## WHAT YOU NEED TO DO:
Every record here should be printed again exactly.

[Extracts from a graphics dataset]
────
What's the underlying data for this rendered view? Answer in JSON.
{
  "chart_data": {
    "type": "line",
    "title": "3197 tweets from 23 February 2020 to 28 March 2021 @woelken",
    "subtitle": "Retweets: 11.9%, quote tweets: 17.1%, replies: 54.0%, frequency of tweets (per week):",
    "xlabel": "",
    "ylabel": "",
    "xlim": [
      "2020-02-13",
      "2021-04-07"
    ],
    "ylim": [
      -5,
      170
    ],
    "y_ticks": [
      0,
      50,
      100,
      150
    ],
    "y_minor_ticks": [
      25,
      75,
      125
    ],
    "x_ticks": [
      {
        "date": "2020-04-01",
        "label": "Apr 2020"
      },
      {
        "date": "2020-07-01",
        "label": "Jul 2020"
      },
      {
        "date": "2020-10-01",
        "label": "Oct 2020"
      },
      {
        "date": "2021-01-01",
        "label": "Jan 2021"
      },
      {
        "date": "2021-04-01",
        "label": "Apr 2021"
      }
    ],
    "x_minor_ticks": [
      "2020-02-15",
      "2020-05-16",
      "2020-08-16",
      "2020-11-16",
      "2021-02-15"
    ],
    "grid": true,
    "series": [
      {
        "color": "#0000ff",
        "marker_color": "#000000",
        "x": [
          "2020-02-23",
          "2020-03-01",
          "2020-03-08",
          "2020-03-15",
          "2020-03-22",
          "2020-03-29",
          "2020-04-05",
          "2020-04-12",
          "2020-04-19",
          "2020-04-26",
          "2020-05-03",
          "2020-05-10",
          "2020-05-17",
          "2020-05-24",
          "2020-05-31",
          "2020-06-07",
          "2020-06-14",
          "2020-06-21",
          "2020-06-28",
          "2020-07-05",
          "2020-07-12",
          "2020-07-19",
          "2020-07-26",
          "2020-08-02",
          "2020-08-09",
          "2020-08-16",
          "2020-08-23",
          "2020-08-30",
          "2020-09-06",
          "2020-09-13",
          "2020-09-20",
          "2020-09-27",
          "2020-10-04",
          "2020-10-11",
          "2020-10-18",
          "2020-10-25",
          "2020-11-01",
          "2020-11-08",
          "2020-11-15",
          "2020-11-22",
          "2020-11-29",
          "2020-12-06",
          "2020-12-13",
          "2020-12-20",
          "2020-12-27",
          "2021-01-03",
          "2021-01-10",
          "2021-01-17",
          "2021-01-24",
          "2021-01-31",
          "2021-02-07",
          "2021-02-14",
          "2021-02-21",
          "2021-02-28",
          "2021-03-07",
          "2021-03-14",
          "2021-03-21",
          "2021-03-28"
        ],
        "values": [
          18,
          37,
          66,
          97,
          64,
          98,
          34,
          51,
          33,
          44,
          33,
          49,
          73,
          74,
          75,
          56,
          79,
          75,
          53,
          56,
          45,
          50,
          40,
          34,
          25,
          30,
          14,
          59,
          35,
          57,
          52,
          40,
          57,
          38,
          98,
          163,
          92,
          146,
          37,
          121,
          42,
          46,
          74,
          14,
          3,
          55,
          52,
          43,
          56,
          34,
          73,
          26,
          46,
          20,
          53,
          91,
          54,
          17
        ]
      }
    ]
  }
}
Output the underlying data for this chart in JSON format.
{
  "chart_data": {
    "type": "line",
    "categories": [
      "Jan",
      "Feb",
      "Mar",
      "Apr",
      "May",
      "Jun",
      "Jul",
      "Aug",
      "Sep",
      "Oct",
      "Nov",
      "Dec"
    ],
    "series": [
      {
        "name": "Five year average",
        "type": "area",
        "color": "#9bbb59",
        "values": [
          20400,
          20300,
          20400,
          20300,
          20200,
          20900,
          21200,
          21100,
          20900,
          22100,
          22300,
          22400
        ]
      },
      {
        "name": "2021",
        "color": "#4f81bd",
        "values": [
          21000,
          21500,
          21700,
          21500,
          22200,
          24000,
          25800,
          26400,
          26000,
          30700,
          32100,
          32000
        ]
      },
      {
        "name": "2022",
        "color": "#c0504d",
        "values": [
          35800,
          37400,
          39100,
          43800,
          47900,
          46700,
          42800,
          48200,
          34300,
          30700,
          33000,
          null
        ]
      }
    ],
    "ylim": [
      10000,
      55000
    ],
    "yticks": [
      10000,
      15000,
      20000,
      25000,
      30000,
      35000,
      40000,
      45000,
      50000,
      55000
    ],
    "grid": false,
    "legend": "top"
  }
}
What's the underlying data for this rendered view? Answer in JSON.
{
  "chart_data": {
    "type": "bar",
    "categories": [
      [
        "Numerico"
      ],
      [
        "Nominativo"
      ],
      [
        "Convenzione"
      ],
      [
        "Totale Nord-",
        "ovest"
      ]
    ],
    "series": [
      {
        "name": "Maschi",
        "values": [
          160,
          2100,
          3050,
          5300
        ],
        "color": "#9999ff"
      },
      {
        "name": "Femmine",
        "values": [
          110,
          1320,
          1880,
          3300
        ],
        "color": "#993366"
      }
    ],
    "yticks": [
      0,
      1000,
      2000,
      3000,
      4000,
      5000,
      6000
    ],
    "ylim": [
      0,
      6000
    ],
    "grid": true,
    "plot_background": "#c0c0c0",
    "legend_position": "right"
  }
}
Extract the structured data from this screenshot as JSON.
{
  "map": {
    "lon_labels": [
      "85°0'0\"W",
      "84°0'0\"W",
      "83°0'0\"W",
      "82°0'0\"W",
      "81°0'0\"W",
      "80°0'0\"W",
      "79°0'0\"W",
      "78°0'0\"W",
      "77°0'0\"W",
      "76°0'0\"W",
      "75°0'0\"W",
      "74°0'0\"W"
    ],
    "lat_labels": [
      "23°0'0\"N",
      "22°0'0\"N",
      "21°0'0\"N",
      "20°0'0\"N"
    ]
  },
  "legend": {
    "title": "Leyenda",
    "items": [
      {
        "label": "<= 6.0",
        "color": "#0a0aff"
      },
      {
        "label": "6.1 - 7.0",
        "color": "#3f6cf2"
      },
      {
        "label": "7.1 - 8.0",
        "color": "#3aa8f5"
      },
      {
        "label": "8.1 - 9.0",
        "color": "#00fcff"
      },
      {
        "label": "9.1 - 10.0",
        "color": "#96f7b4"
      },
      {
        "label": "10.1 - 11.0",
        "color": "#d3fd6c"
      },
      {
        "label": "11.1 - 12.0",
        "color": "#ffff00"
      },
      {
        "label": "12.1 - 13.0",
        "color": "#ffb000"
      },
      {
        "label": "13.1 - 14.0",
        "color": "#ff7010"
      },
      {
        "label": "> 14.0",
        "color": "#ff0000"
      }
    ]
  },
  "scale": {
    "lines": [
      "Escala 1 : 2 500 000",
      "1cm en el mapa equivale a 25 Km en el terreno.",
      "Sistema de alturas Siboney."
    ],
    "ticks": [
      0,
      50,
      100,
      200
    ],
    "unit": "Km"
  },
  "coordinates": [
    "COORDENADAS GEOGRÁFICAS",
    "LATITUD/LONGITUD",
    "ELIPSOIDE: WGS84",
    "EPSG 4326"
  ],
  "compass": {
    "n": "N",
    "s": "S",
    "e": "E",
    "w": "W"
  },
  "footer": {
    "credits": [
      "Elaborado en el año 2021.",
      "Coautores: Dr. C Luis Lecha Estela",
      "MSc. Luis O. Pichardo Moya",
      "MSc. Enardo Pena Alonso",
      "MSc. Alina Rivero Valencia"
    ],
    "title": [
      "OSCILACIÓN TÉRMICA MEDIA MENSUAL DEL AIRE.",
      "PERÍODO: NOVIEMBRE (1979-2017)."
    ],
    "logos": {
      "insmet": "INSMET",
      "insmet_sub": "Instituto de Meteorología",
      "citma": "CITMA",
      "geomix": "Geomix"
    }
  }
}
────
## SOLUTION TO THIS TASK:
What's the underlying data for this rendered view? Answer in JSON.
{
  "chart_data": {
    "type": "line",
    "title": "3197 tweets from 23 February 2020 to 28 March 2021 @woelken",
    "subtitle": "Retweets: 11.9%, quote tweets: 17.1%, replies: 54.0%, frequency of tweets (per week):",
    "xlabel": "",
    "ylabel": "",
    "xlim": [
      "2020-02-13",
      "2021-04-07"
    ],
    "ylim": [
      -5,
      170
    ],
    "y_ticks": [
      0,
      50,
      100,
      150
    ],
    "y_minor_ticks": [
      25,
      75,
      125
    ],
    "x_ticks": [
      {
        "date": "2020-04-01",
        "label": "Apr 2020"
      },
      {
        "date": "2020-07-01",
        "label": "Jul 2020"
      },
      {
        "date": "2020-10-01",
        "label": "Oct 2020"
      },
      {
        "date": "2021-01-01",
        "label": "Jan 2021"
      },
      {
        "date": "2021-04-01",
        "label": "Apr 2021"
      }
    ],
    "x_minor_ticks": [
      "2020-02-15",
      "2020-05-16",
      "2020-08-16",
      "2020-11-16",
      "2021-02-15"
    ],
    "grid": true,
    "series": [
      {
        "color": "#0000ff",
        "marker_color": "#000000",
        "x": [
          "2020-02-23",
          "2020-03-01",
          "2020-03-08",
          "2020-03-15",
          "2020-03-22",
          "2020-03-29",
          "2020-04-05",
          "2020-04-12",
          "2020-04-19",
          "2020-04-26",
          "2020-05-03",
          "2020-05-10",
          "2020-05-17",
          "2020-05-24",
          "2020-05-31",
          "2020-06-07",
          "2020-06-14",
          "2020-06-21",
          "2020-06-28",
          "2020-07-05",
          "2020-07-12",
          "2020-07-19",
          "2020-07-26",
          "2020-08-02",
          "2020-08-09",
          "2020-08-16",
          "2020-08-23",
          "2020-08-30",
          "2020-09-06",
          "2020-09-13",
          "2020-09-20",
          "2020-09-27",
          "2020-10-04",
          "2020-10-11",
          "2020-10-18",
          "2020-10-25",
          "2020-11-01",
          "2020-11-08",
          "2020-11-15",
          "2020-11-22",
          "2020-11-29",
          "2020-12-06",
          "2020-12-13",
          "2020-12-20",
          "2020-12-27",
          "2021-01-03",
          "2021-01-10",
          "2021-01-17",
          "2021-01-24",
          "2021-01-31",
          "2021-02-07",
          "2021-02-14",
          "2021-02-21",
          "2021-02-28",
          "2021-03-07",
          "2021-03-14",
          "2021-03-21",
          "2021-03-28"
        ],
        "values": [
          18,
          37,
          66,
          97,
          64,
          98,
          34,
          51,
          33,
          44,
          33,
          49,
          73,
          74,
          75,
          56,
          79,
          75,
          53,
          56,
          45,
          50,
          40,
          34,
          25,
          30,
          14,
          59,
          35,
          57,
          52,
          40,
          57,
          38,
          98,
          163,
          92,
          146,
          37,
          121,
          42,
          46,
          74,
          14,
          3,
          55,
          52,
          43,
          56,
          34,
          73,
          26,
          46,
          20,
          53,
          91,
          54,
          17
        ]
      }
    ]
  }
}
Output the underlying data for this chart in JSON format.
{
  "chart_data": {
    "type": "line",
    "categories": [
      "Jan",
      "Feb",
      "Mar",
      "Apr",
      "May",
      "Jun",
      "Jul",
      "Aug",
      "Sep",
      "Oct",
      "Nov",
      "Dec"
    ],
    "series": [
      {
        "name": "Five year average",
        "type": "area",
        "color": "#9bbb59",
        "values": [
          20400,
          20300,
          20400,
          20300,
          20200,
          20900,
          21200,
          21100,
          20900,
          22100,
          22300,
          22400
        ]
      },
      {
        "name": "2021",
        "color": "#4f81bd",
        "values": [
          21000,
          21500,
          21700,
          21500,
          22200,
          24000,
          25800,
          26400,
          26000,
          30700,
          32100,
          32000
        ]
      },
      {
        "name": "2022",
        "color": "#c0504d",
        "values": [
          35800,
          37400,
          39100,
          43800,
          47900,
          46700,
          42800,
          48200,
          34300,
          30700,
          33000,
          null
        ]
      }
    ],
    "ylim": [
      10000,
      55000
    ],
    "yticks": [
      10000,
      15000,
      20000,
      25000,
      30000,
      35000,
      40000,
      45000,
      50000,
      55000
    ],
    "grid": false,
    "legend": "top"
  }
}
What's the underlying data for this rendered view? Answer in JSON.
{
  "chart_data": {
    "type": "bar",
    "categories": [
      [
        "Numerico"
      ],
      [
        "Nominativo"
      ],
      [
        "Convenzione"
      ],
      [
        "Totale Nord-",
        "ovest"
      ]
    ],
    "series": [
      {
        "name": "Maschi",
        "values": [
          160,
          2100,
          3050,
          5300
        ],
        "color": "#9999ff"
      },
      {
        "name": "Femmine",
        "values": [
          110,
          1320,
          1880,
          3300
        ],
        "color": "#993366"
      }
    ],
    "yticks": [
      0,
      1000,
      2000,
      3000,
      4000,
      5000,
      6000
    ],
    "ylim": [
      0,
      6000
    ],
    "grid": true,
    "plot_background": "#c0c0c0",
    "legend_position": "right"
  }
}
Extract the structured data from this screenshot as JSON.
{
  "map": {
    "lon_labels": [
      "85°0'0\"W",
      "84°0'0\"W",
      "83°0'0\"W",
      "82°0'0\"W",
      "81°0'0\"W",
      "80°0'0\"W",
      "79°0'0\"W",
      "78°0'0\"W",
      "77°0'0\"W",
      "76°0'0\"W",
      "75°0'0\"W",
      "74°0'0\"W"
    ],
    "lat_labels": [
      "23°0'0\"N",
      "22°0'0\"N",
      "21°0'0\"N",
      "20°0'0\"N"
    ]
  },
  "legend": {
    "title": "Leyenda",
    "items": [
      {
        "label": "<= 6.0",
        "color": "#0a0aff"
      },
      {
        "label": "6.1 - 7.0",
        "color": "#3f6cf2"
      },
      {
        "label": "7.1 - 8.0",
        "color": "#3aa8f5"
      },
      {
        "label": "8.1 - 9.0",
        "color": "#00fcff"
      },
      {
        "label": "9.1 - 10.0",
        "color": "#96f7b4"
      },
      {
        "label": "10.1 - 11.0",
        "color": "#d3fd6c"
      },
      {
        "label": "11.1 - 12.0",
        "color": "#ffff00"
      },
      {
        "label": "12.1 - 13.0",
        "color": "#ffb000"
      },
      {
        "label": "13.1 - 14.0",
        "color": "#ff7010"
      },
      {
        "label": "> 14.0",
        "color": "#ff0000"
      }
    ]
  },
  "scale": {
    "lines": [
      "Escala 1 : 2 500 000",
      "1cm en el mapa equivale a 25 Km en el terreno.",
      "Sistema de alturas Siboney."
    ],
    "ticks": [
      0,
      50,
      100,
      200
    ],
    "unit": "Km"
  },
  "coordinates": [
    "COORDENADAS GEOGRÁFICAS",
    "LATITUD/LONGITUD",
    "ELIPSOIDE: WGS84",
    "EPSG 4326"
  ],
  "compass": {
    "n": "N",
    "s": "S",
    "e": "E",
    "w": "W"
  },
  "footer": {
    "credits": [
      "Elaborado en el año 2021.",
      "Coautores: Dr. C Luis Lecha Estela",
      "MSc. Luis O. Pichardo Moya",
      "MSc. Enardo Pena Alonso",
      "MSc. Alina Rivero Valencia"
    ],
    "title": [
      "OSCILACIÓN TÉRMICA MEDIA MENSUAL DEL AIRE.",
      "PERÍODO: NOVIEMBRE (1979-2017)."
    ],
    "logos": {
      "insmet": "INSMET",
      "insmet_sub": "Instituto de Meteorología",
      "citma": "CITMA",
      "geomix": "Geomix"
    }
  }
}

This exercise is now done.